Data entries
————

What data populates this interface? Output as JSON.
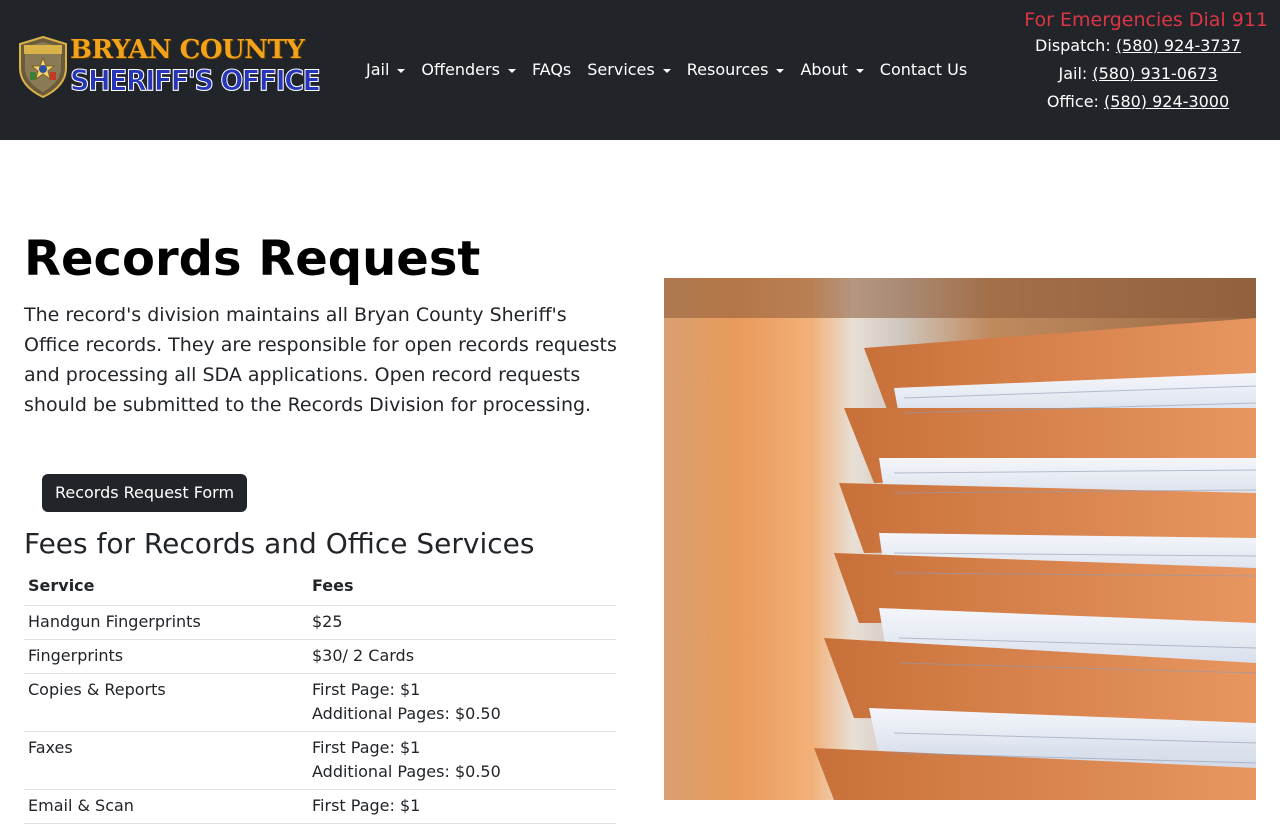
{
  "header": {
    "logo": {
      "line1": "BRYAN COUNTY",
      "line2": "SHERIFF'S OFFICE",
      "badge_text": "SHERIFF"
    },
    "nav": [
      {
        "label": "Jail",
        "dropdown": true
      },
      {
        "label": "Offenders",
        "dropdown": true
      },
      {
        "label": "FAQs",
        "dropdown": false
      },
      {
        "label": "Services",
        "dropdown": true
      },
      {
        "label": "Resources",
        "dropdown": true
      },
      {
        "label": "About",
        "dropdown": true
      },
      {
        "label": "Contact Us",
        "dropdown": false
      }
    ],
    "emergency": "For Emergencies Dial 911",
    "phones": [
      {
        "label": "Dispatch:",
        "number": "(580) 924-3737"
      },
      {
        "label": "Jail:",
        "number": "(580) 931-0673"
      },
      {
        "label": "Office:",
        "number": "(580) 924-3000"
      }
    ]
  },
  "main": {
    "title": "Records Request",
    "intro": "The record's division maintains all Bryan County Sheriff's Office records. They are responsible for open records requests and processing all SDA applications. Open record requests should be submitted to the Records Division for processing.",
    "form_button": "Records Request Form",
    "fees_title": "Fees for Records and Office Services",
    "fees_table": {
      "headers": [
        "Service",
        "Fees"
      ],
      "rows": [
        {
          "service": "Handgun Fingerprints",
          "fees": [
            "$25"
          ]
        },
        {
          "service": "Fingerprints",
          "fees": [
            "$30/ 2 Cards"
          ]
        },
        {
          "service": "Copies & Reports",
          "fees": [
            "First Page: $1",
            "Additional Pages: $0.50"
          ]
        },
        {
          "service": "Faxes",
          "fees": [
            "First Page: $1",
            "Additional Pages: $0.50"
          ]
        },
        {
          "service": "Email & Scan",
          "fees": [
            "First Page: $1"
          ]
        }
      ]
    }
  },
  "colors": {
    "header_bg": "#212529",
    "emergency": "#dc3545",
    "logo_gold": "#f3a21b",
    "logo_blue": "#2736b8"
  },
  "icons": {
    "badge": "sheriff-star-badge-icon",
    "caret": "caret-down-icon"
  }
}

————

** Your objective **
From the entries, copy out each line containing the word "label".

** Result of this exercise **
        "label": "Jail",
        "label": "Offenders",
        "label": "FAQs",
        "label": "Services",
        "label": "Resources",
        "label": "About",
        "label": "Contact Us",
        "label": "Dispatch:",
        "label": "Jail:",
        "label": "Office:",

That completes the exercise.